Stated task -> Reproduce the records starting at the line that contains "list all visible" and ending at the line that contains "- category-group-row[interactable]: −Category: 3.Review", both included, with no other lines.

Recorded information ->

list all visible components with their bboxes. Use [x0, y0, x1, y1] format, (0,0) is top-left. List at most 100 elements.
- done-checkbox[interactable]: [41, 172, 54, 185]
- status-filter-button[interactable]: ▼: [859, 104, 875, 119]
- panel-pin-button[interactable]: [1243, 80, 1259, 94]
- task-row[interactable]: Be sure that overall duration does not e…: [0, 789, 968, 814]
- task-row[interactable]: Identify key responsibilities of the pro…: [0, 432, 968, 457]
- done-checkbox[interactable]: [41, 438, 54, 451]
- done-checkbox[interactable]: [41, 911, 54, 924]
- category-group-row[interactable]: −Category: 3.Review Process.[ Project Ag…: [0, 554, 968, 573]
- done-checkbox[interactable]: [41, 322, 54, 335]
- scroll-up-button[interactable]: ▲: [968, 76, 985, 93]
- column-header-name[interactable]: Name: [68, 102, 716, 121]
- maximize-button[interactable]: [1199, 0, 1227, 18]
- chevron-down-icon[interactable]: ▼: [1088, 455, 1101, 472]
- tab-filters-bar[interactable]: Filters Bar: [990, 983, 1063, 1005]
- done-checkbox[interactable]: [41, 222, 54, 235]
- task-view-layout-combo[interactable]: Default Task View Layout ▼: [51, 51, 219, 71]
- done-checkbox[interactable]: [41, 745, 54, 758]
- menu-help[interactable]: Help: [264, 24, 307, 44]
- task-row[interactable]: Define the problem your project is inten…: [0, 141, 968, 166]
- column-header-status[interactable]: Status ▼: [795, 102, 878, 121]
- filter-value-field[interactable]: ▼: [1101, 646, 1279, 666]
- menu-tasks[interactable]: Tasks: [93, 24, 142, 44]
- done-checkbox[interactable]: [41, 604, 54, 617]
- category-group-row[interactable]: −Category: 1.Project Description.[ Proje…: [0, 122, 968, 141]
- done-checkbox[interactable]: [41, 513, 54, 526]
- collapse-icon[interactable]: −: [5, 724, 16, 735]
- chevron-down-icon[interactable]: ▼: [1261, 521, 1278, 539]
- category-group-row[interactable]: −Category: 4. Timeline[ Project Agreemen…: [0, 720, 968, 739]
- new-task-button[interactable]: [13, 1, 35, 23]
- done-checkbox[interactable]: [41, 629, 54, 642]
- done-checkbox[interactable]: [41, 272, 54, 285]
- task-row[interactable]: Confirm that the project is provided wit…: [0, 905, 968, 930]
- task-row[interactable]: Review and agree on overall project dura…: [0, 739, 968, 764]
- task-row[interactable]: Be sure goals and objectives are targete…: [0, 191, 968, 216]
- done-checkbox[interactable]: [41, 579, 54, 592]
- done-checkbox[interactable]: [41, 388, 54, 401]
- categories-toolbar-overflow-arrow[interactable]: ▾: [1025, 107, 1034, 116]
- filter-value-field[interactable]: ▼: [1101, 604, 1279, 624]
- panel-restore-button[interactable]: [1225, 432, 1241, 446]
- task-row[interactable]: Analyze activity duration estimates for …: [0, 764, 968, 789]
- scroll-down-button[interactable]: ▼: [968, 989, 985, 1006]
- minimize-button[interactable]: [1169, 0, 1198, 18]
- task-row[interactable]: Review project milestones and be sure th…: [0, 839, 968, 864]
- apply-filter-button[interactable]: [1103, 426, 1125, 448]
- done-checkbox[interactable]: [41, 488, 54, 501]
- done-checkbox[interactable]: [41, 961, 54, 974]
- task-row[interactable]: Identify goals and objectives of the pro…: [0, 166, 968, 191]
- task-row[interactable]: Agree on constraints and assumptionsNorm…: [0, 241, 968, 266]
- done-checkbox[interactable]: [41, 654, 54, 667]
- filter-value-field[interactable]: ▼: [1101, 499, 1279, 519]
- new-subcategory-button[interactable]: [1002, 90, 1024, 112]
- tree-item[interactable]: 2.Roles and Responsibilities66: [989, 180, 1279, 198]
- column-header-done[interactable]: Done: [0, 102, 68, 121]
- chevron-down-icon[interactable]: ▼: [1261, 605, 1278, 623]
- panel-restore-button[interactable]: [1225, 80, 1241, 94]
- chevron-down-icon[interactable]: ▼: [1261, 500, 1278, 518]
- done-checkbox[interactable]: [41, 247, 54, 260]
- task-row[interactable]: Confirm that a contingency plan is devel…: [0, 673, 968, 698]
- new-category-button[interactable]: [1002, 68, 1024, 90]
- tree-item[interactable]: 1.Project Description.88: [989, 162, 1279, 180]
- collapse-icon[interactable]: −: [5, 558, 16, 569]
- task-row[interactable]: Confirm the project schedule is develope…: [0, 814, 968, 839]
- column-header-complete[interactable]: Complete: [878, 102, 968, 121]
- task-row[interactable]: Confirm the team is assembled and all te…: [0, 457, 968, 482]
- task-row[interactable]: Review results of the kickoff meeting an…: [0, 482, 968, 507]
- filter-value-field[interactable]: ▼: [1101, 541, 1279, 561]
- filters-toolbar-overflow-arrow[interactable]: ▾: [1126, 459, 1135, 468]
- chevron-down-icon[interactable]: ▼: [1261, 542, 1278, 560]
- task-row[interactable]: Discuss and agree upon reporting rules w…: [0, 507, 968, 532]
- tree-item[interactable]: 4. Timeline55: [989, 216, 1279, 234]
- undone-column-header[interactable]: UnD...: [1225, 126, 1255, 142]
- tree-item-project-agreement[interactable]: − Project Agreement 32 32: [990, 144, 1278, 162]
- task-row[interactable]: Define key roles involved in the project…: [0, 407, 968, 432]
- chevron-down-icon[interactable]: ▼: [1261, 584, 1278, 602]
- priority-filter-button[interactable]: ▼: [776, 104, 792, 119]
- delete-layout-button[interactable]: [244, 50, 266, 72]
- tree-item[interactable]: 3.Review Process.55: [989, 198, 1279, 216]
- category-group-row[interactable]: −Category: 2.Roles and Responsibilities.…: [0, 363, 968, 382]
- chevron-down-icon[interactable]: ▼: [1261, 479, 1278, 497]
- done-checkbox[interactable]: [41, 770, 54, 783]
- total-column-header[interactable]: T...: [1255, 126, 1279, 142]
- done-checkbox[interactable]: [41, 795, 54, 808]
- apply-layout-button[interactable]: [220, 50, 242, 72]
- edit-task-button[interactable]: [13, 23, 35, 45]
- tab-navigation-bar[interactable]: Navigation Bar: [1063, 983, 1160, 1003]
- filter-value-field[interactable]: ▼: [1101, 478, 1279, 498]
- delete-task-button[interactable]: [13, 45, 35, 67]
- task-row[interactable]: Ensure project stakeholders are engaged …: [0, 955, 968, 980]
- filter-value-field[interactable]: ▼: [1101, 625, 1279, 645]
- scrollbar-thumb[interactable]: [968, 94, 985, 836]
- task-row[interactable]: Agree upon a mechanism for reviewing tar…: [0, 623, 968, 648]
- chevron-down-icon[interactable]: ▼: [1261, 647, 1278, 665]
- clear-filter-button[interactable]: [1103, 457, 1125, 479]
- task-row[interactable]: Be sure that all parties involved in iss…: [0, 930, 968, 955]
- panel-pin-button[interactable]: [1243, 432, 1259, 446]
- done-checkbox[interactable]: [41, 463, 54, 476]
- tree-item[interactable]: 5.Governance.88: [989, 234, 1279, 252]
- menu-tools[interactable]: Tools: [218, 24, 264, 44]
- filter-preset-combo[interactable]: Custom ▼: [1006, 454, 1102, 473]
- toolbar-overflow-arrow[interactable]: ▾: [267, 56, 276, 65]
...
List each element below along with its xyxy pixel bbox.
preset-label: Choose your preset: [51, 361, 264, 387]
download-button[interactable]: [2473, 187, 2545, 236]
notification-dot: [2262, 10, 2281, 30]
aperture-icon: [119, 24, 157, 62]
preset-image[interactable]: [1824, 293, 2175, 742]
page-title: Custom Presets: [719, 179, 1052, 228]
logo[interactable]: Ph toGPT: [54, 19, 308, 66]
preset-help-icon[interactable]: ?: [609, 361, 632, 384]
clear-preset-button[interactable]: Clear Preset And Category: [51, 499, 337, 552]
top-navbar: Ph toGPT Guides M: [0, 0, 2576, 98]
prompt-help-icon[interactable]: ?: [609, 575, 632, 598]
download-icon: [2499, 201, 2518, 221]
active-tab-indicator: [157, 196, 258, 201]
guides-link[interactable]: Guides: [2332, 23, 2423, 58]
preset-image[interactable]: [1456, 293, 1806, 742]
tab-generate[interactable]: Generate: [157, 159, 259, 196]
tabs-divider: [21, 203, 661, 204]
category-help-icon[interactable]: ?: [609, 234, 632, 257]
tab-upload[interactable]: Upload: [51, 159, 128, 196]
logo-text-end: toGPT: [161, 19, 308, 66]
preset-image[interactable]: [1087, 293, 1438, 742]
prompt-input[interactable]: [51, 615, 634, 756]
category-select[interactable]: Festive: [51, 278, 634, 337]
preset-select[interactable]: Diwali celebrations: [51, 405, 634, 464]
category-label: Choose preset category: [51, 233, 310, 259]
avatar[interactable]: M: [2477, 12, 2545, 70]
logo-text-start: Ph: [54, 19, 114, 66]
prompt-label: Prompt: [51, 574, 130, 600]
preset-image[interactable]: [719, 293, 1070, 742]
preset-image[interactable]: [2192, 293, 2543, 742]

Written answer ->
list all visible components with their bboxes. Use [x0, y0, x1, y1] format, (0,0) is top-left. List at most 100 elements.
- done-checkbox[interactable]: [41, 172, 54, 185]
- status-filter-button[interactable]: ▼: [859, 104, 875, 119]
- panel-pin-button[interactable]: [1243, 80, 1259, 94]
- task-row[interactable]: Be sure that overall duration does not e…: [0, 789, 968, 814]
- task-row[interactable]: Identify key responsibilities of the pro…: [0, 432, 968, 457]
- done-checkbox[interactable]: [41, 438, 54, 451]
- done-checkbox[interactable]: [41, 911, 54, 924]
- category-group-row[interactable]: −Category: 3.Review Process.[ Project Ag…: [0, 554, 968, 573]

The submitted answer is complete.